#### Data excerpts ####
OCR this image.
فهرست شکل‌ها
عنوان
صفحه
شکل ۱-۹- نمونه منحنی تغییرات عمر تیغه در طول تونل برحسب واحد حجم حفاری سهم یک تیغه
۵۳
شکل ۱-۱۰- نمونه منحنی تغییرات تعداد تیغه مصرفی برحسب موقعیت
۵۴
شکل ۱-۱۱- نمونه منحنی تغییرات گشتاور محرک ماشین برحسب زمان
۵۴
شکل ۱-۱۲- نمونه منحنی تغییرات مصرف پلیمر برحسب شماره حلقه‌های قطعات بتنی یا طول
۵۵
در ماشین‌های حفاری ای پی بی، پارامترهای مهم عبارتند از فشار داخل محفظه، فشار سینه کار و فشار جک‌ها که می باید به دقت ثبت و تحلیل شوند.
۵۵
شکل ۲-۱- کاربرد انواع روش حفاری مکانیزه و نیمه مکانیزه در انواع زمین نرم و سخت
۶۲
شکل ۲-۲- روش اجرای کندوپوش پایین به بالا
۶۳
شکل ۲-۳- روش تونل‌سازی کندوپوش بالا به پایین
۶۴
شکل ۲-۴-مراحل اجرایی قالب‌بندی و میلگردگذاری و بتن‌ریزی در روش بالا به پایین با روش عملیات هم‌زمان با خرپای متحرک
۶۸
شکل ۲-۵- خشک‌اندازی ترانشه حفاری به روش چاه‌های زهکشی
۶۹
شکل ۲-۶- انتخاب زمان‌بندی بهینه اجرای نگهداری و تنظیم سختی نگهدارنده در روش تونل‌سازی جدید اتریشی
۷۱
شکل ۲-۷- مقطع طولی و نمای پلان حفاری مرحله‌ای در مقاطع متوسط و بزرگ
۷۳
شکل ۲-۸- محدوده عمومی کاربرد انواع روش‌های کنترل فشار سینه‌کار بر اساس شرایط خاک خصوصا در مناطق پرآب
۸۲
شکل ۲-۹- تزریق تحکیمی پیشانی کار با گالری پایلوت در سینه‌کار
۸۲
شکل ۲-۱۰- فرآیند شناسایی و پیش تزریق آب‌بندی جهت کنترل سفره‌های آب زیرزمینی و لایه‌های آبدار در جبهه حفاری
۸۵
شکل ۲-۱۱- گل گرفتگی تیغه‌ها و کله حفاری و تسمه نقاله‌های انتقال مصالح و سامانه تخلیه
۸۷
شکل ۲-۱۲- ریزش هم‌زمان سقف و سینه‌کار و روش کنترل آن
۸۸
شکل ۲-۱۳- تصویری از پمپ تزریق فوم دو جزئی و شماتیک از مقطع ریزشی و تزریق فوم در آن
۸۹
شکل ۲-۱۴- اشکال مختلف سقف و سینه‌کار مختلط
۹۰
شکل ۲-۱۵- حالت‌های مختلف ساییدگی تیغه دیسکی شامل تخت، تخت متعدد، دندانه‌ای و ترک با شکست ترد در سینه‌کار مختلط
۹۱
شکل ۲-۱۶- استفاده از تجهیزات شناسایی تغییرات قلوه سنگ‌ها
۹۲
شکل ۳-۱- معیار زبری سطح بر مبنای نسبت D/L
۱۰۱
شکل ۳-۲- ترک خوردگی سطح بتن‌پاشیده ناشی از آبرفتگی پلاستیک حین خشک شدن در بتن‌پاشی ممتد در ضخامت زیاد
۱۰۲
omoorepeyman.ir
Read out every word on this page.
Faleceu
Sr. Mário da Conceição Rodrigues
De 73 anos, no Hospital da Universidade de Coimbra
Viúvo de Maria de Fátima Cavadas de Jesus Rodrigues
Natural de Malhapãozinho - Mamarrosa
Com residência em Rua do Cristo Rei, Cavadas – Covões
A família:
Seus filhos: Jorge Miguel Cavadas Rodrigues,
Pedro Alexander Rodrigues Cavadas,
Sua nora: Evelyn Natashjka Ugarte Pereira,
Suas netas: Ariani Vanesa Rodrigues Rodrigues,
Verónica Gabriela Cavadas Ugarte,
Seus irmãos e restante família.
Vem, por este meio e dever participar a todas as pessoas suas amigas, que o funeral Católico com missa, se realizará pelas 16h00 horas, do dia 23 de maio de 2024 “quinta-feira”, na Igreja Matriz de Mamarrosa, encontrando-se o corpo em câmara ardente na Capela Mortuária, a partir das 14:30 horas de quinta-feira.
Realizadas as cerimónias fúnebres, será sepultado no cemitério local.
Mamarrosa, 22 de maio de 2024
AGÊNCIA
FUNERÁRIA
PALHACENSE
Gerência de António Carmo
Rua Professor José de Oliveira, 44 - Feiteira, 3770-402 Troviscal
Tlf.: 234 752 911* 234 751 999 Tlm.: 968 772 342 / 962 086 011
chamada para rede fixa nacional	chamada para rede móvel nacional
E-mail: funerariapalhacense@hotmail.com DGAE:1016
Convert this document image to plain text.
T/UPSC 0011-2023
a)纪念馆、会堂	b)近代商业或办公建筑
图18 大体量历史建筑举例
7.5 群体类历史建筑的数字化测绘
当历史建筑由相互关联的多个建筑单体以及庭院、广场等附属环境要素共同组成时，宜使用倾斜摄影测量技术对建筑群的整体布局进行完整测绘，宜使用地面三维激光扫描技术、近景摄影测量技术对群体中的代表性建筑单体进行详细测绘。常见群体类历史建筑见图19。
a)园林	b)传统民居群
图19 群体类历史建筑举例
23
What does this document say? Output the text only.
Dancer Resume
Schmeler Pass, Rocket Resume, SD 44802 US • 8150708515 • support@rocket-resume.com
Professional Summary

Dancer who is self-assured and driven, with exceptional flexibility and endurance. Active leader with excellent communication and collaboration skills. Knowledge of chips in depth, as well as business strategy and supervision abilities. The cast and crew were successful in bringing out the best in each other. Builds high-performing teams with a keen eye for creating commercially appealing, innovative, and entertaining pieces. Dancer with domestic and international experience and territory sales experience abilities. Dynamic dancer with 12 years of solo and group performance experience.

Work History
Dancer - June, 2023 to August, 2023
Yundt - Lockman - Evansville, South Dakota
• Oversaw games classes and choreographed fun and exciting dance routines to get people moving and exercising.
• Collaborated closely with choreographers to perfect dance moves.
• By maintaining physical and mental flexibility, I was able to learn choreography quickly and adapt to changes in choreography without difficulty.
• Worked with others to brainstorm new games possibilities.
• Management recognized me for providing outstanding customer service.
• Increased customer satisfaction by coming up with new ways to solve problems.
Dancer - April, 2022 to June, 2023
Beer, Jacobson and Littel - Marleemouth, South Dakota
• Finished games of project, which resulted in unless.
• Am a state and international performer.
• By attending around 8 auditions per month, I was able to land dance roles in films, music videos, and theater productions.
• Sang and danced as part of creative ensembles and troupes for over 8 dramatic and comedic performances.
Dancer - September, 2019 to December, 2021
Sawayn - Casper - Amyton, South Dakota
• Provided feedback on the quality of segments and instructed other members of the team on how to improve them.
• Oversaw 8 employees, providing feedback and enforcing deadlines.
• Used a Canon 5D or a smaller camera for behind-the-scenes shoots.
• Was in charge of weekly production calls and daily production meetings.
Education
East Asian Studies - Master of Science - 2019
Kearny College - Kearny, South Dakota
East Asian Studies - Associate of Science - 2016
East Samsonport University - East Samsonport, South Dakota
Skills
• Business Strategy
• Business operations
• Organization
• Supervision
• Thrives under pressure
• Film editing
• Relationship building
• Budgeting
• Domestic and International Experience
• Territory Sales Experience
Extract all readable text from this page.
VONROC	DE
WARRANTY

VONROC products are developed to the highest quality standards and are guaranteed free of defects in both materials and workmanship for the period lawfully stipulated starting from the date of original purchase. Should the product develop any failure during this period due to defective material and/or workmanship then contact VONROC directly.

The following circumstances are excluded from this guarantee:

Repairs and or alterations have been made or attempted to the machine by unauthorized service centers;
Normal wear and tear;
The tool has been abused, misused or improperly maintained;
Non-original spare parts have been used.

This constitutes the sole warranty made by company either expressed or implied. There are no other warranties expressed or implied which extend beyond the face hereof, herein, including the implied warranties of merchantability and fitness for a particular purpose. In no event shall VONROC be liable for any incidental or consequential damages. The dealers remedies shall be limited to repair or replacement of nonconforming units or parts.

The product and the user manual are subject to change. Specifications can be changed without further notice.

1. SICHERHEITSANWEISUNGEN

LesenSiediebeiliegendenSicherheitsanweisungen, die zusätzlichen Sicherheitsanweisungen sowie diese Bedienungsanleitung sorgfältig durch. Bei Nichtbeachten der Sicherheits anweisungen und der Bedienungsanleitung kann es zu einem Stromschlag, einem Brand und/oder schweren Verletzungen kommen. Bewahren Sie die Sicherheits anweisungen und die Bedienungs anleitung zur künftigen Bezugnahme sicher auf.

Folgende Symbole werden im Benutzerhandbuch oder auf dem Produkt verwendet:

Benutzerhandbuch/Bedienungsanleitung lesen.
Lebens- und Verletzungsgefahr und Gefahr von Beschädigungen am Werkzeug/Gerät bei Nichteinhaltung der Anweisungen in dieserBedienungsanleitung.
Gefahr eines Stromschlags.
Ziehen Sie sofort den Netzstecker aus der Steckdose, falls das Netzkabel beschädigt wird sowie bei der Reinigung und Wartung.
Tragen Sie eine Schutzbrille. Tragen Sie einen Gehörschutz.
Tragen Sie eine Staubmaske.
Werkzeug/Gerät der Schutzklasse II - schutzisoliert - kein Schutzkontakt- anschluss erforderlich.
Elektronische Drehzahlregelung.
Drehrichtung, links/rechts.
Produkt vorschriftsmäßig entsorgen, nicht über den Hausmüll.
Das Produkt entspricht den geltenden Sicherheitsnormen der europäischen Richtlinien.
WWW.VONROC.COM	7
####
> _The exercise_: Collect each line holding the string "Rodrigues".

> _Response to the task_:
Sr. Mário da Conceição Rodrigues
Viúvo de Maria de Fátima Cavadas de Jesus Rodrigues
Seus filhos: Jorge Miguel Cavadas Rodrigues,
Pedro Alexander Rodrigues Cavadas,
Suas netas: Ariani Vanesa Rodrigues Rodrigues,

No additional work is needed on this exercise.